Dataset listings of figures

━━━━━━━━━━━━━━━━

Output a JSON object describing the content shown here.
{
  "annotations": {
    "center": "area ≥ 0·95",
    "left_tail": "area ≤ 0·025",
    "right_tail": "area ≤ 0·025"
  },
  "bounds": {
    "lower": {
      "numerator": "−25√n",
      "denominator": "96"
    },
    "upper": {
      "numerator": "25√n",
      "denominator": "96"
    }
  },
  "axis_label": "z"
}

━━━━━━━━━━━━━━━━

• [TASK BRIEF]:
Report how many lines in the listing include the word "area". Give nothing but the count.

• [EXPECTED OUTPUT]:
3